**WHAT THE TASK ASKS**
Every line below that holds the string "JSON" should be copied out.

**EXTRACTED MATERIAL**
——————————
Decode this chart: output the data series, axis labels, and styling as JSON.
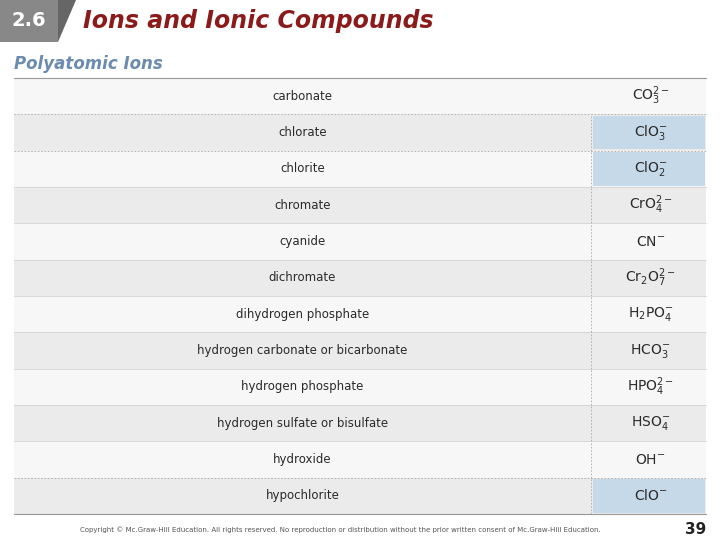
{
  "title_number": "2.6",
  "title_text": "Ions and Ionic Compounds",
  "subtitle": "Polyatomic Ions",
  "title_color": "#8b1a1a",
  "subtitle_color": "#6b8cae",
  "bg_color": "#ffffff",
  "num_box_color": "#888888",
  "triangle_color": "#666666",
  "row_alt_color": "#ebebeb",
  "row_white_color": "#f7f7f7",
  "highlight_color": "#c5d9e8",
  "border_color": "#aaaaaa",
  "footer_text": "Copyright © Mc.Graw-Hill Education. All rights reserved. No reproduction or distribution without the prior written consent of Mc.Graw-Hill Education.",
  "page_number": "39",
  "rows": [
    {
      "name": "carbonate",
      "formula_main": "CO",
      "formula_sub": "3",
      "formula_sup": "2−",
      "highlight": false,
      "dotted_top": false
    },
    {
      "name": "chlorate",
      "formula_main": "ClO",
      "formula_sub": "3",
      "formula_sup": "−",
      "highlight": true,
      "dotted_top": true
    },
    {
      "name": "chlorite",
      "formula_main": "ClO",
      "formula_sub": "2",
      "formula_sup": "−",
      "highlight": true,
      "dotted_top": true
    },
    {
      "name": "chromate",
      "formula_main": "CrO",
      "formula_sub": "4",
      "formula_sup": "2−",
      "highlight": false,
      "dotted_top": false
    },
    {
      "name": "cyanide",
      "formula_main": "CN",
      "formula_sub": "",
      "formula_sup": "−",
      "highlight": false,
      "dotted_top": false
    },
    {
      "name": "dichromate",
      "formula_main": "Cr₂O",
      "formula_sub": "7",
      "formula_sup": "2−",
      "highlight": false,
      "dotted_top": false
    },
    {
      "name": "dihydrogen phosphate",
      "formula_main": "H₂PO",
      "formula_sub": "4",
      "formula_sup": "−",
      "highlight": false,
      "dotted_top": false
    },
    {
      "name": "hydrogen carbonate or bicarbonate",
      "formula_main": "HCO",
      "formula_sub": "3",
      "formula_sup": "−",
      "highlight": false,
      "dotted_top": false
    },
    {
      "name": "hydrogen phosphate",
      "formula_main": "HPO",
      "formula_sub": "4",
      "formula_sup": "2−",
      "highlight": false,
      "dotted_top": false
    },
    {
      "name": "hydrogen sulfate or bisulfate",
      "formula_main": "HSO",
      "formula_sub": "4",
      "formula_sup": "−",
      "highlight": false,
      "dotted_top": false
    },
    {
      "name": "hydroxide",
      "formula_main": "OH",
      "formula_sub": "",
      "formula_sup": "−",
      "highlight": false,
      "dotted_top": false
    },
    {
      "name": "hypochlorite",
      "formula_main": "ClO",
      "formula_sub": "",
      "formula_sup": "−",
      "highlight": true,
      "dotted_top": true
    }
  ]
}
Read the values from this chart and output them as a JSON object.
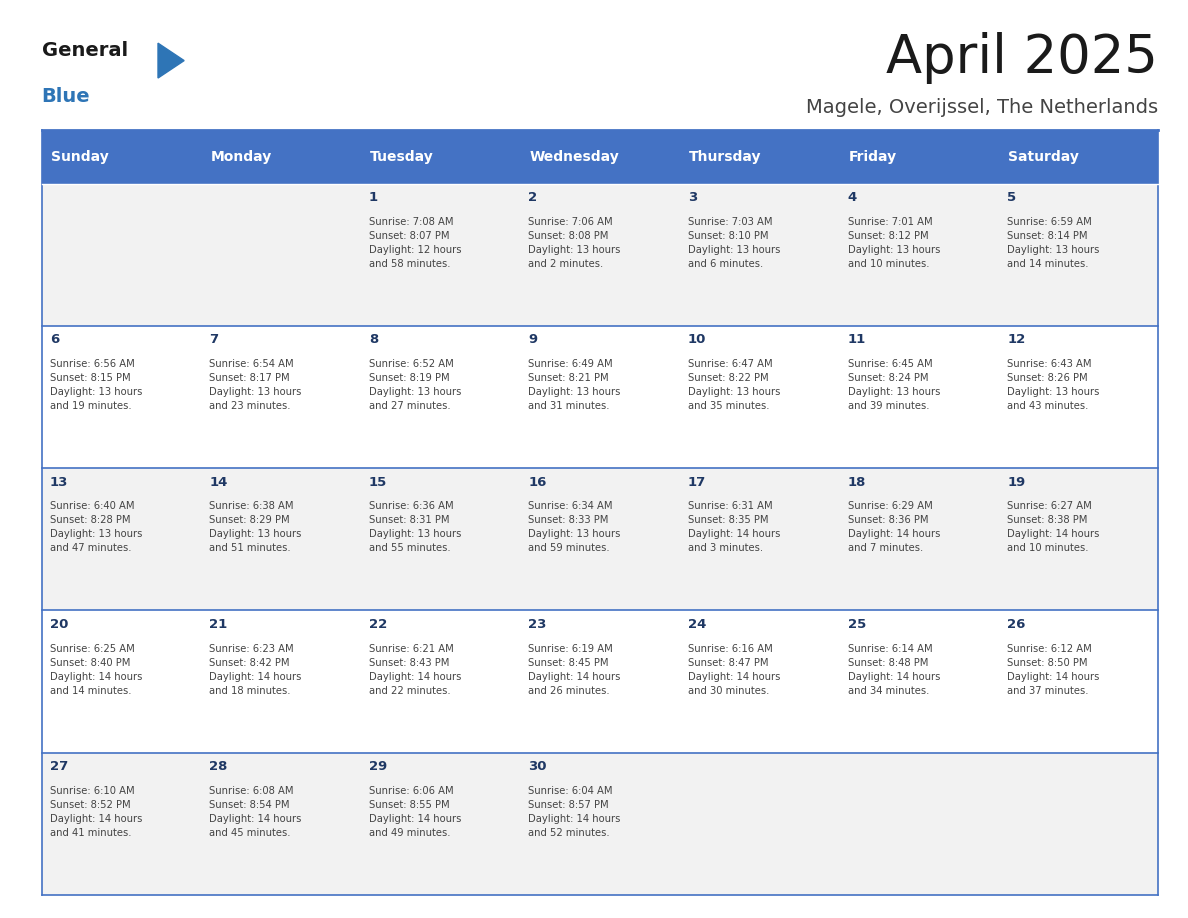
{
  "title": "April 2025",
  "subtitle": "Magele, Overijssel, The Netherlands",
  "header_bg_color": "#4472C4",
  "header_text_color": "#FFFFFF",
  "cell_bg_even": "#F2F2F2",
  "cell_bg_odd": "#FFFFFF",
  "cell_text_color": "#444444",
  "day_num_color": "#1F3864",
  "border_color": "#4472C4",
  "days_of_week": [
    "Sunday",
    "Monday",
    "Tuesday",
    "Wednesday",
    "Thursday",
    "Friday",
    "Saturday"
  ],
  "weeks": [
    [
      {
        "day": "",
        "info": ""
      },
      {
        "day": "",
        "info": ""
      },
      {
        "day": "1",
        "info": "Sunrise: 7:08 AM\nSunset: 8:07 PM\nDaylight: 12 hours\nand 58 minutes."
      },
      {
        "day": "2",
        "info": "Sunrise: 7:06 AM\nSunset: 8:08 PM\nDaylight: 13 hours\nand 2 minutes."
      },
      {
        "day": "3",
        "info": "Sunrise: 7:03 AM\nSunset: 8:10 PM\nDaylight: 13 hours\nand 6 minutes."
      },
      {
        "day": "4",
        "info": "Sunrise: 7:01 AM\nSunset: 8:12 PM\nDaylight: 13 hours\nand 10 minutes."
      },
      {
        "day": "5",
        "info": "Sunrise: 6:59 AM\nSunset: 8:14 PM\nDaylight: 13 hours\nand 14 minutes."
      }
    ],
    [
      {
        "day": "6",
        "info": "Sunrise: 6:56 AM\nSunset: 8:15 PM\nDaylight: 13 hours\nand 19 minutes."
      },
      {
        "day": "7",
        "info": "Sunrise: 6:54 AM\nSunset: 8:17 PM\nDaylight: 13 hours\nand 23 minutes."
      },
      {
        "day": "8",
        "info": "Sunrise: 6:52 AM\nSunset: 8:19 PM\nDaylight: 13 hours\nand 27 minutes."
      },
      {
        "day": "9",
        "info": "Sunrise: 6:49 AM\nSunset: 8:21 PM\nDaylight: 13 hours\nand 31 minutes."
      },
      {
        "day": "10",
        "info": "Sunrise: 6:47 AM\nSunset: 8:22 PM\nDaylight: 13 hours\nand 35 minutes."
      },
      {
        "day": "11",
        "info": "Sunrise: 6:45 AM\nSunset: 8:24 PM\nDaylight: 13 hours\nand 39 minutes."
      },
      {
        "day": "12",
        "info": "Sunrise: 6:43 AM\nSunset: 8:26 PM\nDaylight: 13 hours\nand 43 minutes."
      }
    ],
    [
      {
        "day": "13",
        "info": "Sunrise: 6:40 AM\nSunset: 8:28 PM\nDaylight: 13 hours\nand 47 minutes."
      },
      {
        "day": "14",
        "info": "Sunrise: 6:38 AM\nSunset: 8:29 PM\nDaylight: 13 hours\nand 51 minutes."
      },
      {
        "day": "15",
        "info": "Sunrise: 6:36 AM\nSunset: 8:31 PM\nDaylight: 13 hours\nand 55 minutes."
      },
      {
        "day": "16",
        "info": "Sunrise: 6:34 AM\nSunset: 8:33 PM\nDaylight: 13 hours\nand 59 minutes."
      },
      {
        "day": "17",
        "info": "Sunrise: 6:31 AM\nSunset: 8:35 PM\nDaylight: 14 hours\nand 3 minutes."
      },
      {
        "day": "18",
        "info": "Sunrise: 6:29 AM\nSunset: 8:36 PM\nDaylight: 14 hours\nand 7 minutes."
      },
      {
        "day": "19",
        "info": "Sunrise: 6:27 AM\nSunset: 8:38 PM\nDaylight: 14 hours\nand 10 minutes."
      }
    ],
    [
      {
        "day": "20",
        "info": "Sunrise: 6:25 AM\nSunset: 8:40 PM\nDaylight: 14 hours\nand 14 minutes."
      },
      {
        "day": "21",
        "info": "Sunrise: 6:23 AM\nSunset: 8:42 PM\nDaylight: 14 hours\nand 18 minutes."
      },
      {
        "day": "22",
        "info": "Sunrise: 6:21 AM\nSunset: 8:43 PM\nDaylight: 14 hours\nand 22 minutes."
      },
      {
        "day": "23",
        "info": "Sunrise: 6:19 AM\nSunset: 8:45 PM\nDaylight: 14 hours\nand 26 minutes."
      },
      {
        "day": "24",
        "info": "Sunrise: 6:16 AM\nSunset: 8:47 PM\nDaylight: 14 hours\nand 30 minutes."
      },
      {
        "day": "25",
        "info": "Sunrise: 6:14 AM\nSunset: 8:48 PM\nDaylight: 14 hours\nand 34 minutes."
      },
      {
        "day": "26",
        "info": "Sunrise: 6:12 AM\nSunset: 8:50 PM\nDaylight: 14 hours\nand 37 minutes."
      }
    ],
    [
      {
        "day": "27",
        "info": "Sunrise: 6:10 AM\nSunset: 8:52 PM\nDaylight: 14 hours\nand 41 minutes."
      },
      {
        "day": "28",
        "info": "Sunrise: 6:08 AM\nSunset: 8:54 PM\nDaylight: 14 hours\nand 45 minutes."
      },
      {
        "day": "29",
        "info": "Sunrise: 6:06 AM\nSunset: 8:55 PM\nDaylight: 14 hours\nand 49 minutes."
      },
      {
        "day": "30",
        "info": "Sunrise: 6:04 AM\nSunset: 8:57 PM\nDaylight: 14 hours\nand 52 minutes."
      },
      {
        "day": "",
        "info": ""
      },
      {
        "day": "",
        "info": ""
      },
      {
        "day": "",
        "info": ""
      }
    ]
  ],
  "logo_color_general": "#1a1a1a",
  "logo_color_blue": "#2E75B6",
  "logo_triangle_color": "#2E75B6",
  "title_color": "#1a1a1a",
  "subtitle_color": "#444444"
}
——————————
**IN RESPONSE**
Decode this chart: output the data series, axis labels, and styling as JSON.
Read the values from this chart and output them as a JSON object.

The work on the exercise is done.